__読む文章__.
____________________

イエスの言葉 ケセン語訳

イエスの言葉 ケセン語訳 (文春新書)

イエスの言葉 ケセン語訳 (文春新書)

 ケセン語とは、気仙沼のおとなりの岩手県気仙地方の方言のこと。
なんと、聖書をケセン語に訳してみようという大胆な試みである。
この本には、聖書の有名な文章のいくつがケセン語に訳されて掲載されている。
それがケセン語にもそれ以外の東北弁にも全然親しみのない私にも、
心に響いて感じられるのが不思議である。


たとえば、こんな一文。それに著者のエッセイがつく。このエッセイもまた深い。
医師として、東日本大震災津波の被害の中、懸命に働いてこられた著者。
その中での人間模様や、いろんな人達との出会い等が描かれている。


ケセン語に訳するにあたって、既存の聖書の日本語訳から離れ、
ギリシャ語やヘブライ語に遡って考察したり、
現代医学の観点から、聖書の物語を考え直したりしているので、
ちょっと慣れ親しんだ聖書と違う、という方もいるかもしれない。
しかし、それはもしかしたらこれまでの解釈の方が間違ってた可能性もあるし、
一度既存の見方を脇に置いて、新しい解釈にも心を開いてみるのが良いのではないかと思う。


不思議に心に響くケセン語のリズムを感じ取ってみるだけでも、素敵な体験である。
一読をお勧めできる一冊。


新書300冊計画の40冊目でした。

____________________

__手もとの資料__.
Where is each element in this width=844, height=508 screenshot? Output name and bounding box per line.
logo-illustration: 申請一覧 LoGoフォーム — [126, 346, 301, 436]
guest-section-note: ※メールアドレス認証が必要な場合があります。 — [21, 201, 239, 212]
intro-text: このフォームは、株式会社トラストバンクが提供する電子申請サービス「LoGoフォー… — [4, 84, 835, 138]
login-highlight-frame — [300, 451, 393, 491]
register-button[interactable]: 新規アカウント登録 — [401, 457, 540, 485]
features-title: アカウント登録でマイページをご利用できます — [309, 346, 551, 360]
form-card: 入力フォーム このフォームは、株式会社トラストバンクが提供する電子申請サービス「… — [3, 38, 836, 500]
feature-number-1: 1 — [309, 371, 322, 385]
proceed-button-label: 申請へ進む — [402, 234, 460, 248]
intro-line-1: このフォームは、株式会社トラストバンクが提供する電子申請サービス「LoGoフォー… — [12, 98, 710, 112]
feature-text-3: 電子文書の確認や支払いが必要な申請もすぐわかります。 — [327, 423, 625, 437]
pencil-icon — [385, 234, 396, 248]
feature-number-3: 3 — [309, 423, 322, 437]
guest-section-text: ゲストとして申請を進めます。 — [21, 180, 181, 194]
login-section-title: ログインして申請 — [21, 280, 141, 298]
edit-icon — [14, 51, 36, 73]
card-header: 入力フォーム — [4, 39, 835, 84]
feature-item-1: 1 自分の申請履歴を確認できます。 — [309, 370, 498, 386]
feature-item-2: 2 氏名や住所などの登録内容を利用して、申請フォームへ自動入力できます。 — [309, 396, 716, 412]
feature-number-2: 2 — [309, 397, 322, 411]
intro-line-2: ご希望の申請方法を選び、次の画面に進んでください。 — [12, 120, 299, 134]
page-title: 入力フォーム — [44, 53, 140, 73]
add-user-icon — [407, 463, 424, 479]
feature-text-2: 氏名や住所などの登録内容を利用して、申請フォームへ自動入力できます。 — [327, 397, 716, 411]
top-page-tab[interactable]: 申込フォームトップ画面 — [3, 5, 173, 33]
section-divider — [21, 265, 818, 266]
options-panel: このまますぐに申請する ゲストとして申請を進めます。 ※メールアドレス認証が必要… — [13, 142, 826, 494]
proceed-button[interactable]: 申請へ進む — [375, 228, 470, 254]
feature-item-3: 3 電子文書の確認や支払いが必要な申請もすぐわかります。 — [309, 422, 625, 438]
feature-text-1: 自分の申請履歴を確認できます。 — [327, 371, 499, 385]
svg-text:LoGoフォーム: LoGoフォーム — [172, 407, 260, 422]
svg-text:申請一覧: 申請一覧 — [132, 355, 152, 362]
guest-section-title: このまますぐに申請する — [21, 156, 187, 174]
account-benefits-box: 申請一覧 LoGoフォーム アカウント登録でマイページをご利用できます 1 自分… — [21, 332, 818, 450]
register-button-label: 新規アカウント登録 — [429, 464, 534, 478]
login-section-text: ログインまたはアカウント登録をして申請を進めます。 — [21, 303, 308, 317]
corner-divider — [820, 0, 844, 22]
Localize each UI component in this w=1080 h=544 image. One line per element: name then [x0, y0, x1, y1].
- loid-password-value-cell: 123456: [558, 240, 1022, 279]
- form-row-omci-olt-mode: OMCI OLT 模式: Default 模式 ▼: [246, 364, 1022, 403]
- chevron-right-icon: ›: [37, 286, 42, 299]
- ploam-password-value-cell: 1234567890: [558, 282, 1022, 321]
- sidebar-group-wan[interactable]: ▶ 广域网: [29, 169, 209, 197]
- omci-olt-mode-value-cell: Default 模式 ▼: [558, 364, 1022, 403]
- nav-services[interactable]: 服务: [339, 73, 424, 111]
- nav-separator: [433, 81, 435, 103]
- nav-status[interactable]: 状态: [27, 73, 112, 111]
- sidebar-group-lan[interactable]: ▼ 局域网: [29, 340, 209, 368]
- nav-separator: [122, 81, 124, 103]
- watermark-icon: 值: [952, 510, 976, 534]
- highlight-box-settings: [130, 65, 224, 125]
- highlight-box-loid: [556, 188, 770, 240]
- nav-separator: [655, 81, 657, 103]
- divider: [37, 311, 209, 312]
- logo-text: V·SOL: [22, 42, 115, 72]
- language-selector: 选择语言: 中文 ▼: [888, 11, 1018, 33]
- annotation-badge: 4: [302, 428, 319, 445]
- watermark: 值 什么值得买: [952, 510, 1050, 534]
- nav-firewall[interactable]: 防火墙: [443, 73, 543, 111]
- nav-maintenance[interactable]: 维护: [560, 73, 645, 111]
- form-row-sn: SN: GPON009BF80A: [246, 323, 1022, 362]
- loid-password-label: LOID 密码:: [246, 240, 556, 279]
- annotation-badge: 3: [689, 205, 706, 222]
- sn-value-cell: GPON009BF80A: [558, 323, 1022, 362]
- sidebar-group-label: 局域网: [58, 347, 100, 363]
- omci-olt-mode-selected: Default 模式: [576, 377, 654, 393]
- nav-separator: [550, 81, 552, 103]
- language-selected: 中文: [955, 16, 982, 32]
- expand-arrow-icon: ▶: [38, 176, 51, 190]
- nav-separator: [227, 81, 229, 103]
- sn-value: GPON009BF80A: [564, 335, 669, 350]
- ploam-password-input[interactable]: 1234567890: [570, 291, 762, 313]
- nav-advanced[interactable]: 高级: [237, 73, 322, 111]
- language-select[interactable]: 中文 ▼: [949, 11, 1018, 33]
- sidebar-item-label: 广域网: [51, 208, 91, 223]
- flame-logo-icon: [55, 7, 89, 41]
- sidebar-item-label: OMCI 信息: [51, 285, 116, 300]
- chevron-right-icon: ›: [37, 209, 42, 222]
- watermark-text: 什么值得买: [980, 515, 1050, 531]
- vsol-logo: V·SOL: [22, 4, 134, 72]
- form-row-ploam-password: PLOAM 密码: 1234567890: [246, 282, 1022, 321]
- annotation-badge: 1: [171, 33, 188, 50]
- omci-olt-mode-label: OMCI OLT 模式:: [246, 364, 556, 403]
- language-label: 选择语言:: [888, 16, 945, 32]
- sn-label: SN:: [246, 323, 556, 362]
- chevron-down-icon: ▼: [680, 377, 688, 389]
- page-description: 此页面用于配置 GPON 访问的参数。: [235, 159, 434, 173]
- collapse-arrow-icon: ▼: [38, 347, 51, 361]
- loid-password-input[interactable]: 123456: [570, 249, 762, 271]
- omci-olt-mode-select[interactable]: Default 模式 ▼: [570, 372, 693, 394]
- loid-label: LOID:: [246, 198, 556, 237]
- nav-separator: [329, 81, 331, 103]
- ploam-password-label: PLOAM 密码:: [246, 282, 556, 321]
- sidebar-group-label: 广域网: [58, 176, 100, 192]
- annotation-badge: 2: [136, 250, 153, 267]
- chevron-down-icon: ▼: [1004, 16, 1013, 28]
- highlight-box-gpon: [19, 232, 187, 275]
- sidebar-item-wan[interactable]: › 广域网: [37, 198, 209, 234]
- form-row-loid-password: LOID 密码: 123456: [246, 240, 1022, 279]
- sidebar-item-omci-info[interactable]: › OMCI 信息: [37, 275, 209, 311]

____________________

__やること__. 読む文章では、ケセン語はどこの方言だと書かれていますか。

__解答例__. 気仙沼のおとなりの、岩手県気仙地方の方言です。